■ **WORK TO DO**:
Rewrite the records below, swapping each occurrence of "Find POI" for "Search POI" and leaving everything else unchanged.

■ **GIVEN DATA**:
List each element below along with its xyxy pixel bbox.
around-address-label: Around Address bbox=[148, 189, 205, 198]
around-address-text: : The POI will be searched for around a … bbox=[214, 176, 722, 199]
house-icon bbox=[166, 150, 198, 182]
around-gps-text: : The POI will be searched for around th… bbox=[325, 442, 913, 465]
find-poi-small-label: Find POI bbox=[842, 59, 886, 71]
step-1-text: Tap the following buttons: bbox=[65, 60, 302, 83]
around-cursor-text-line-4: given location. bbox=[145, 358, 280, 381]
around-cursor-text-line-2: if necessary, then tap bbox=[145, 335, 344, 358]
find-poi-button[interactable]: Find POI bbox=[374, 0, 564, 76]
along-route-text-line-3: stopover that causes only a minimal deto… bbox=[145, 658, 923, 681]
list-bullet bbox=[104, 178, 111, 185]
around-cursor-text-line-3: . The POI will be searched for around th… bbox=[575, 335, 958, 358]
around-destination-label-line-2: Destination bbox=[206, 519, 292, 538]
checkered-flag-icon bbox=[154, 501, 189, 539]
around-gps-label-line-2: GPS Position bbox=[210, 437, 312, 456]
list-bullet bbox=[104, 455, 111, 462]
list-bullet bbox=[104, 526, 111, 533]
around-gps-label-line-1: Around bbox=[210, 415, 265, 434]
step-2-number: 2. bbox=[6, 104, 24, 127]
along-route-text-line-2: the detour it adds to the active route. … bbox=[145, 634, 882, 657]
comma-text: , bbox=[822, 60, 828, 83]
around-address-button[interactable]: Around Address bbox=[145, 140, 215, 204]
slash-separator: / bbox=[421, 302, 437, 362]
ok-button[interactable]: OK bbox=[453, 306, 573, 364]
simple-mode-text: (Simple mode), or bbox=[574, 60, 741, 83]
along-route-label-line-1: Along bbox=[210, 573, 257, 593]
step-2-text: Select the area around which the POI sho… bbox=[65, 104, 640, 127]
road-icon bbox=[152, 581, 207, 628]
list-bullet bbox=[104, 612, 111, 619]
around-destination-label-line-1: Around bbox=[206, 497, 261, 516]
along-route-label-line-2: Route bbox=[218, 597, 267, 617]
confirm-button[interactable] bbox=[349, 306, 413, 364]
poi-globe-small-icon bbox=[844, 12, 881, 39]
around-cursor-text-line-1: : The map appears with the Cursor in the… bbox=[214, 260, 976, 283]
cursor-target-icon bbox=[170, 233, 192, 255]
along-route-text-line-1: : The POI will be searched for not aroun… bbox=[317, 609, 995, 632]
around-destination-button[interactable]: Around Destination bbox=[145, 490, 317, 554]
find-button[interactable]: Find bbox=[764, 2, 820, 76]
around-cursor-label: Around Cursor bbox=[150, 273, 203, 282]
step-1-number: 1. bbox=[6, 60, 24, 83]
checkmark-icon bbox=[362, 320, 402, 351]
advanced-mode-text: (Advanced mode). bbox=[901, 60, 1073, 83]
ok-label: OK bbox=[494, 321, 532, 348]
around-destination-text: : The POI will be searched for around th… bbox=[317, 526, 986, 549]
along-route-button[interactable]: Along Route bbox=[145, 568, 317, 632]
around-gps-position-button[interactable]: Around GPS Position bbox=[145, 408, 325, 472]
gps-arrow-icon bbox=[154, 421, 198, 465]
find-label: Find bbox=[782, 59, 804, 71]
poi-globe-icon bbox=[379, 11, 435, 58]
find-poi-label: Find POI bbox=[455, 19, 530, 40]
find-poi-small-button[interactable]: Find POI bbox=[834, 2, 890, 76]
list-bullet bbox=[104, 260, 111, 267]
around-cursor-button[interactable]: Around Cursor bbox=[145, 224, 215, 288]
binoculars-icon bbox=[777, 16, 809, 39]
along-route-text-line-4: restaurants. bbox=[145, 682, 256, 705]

■ **SOLVED EXERCISE**:
List each element below along with its xyxy pixel bbox.
around-address-label: Around Address bbox=[148, 189, 205, 198]
around-address-text: : The POI will be searched for around a … bbox=[214, 176, 722, 199]
house-icon bbox=[166, 150, 198, 182]
around-gps-text: : The POI will be searched for around th… bbox=[325, 442, 913, 465]
find-poi-small-label: Search POI bbox=[842, 59, 886, 71]
step-1-text: Tap the following buttons: bbox=[65, 60, 302, 83]
around-cursor-text-line-4: given location. bbox=[145, 358, 280, 381]
around-cursor-text-line-2: if necessary, then tap bbox=[145, 335, 344, 358]
find-poi-button[interactable]: Search POI bbox=[374, 0, 564, 76]
along-route-text-line-3: stopover that causes only a minimal deto… bbox=[145, 658, 923, 681]
list-bullet bbox=[104, 178, 111, 185]
around-cursor-text-line-3: . The POI will be searched for around th… bbox=[575, 335, 958, 358]
around-destination-label-line-2: Destination bbox=[206, 519, 292, 538]
checkered-flag-icon bbox=[154, 501, 189, 539]
around-gps-label-line-2: GPS Position bbox=[210, 437, 312, 456]
list-bullet bbox=[104, 455, 111, 462]
list-bullet bbox=[104, 526, 111, 533]
around-gps-label-line-1: Around bbox=[210, 415, 265, 434]
step-2-number: 2. bbox=[6, 104, 24, 127]
along-route-text-line-2: the detour it adds to the active route. … bbox=[145, 634, 882, 657]
comma-text: , bbox=[822, 60, 828, 83]
around-address-button[interactable]: Around Address bbox=[145, 140, 215, 204]
slash-separator: / bbox=[421, 302, 437, 362]
ok-button[interactable]: OK bbox=[453, 306, 573, 364]
simple-mode-text: (Simple mode), or bbox=[574, 60, 741, 83]
along-route-label-line-1: Along bbox=[210, 573, 257, 593]
step-2-text: Select the area around which the POI sho… bbox=[65, 104, 640, 127]
road-icon bbox=[152, 581, 207, 628]
list-bullet bbox=[104, 612, 111, 619]
around-destination-label-line-1: Around bbox=[206, 497, 261, 516]
along-route-label-line-2: Route bbox=[218, 597, 267, 617]
confirm-button[interactable] bbox=[349, 306, 413, 364]
poi-globe-small-icon bbox=[844, 12, 881, 39]
around-cursor-text-line-1: : The map appears with the Cursor in the… bbox=[214, 260, 976, 283]
cursor-target-icon bbox=[170, 233, 192, 255]
along-route-text-line-1: : The POI will be searched for not aroun… bbox=[317, 609, 995, 632]
around-destination-button[interactable]: Around Destination bbox=[145, 490, 317, 554]
find-button[interactable]: Find bbox=[764, 2, 820, 76]
around-cursor-label: Around Cursor bbox=[150, 273, 203, 282]
step-1-number: 1. bbox=[6, 60, 24, 83]
checkmark-icon bbox=[362, 320, 402, 351]
advanced-mode-text: (Advanced mode). bbox=[901, 60, 1073, 83]
ok-label: OK bbox=[494, 321, 532, 348]
around-destination-text: : The POI will be searched for around th… bbox=[317, 526, 986, 549]
along-route-button[interactable]: Along Route bbox=[145, 568, 317, 632]
around-gps-position-button[interactable]: Around GPS Position bbox=[145, 408, 325, 472]
gps-arrow-icon bbox=[154, 421, 198, 465]
find-label: Find bbox=[782, 59, 804, 71]
poi-globe-icon bbox=[379, 11, 435, 58]
find-poi-label: Search POI bbox=[455, 19, 530, 40]
find-poi-small-button[interactable]: Search POI bbox=[834, 2, 890, 76]
list-bullet bbox=[104, 260, 111, 267]
around-cursor-button[interactable]: Around Cursor bbox=[145, 224, 215, 288]
binoculars-icon bbox=[777, 16, 809, 39]
along-route-text-line-4: restaurants. bbox=[145, 682, 256, 705]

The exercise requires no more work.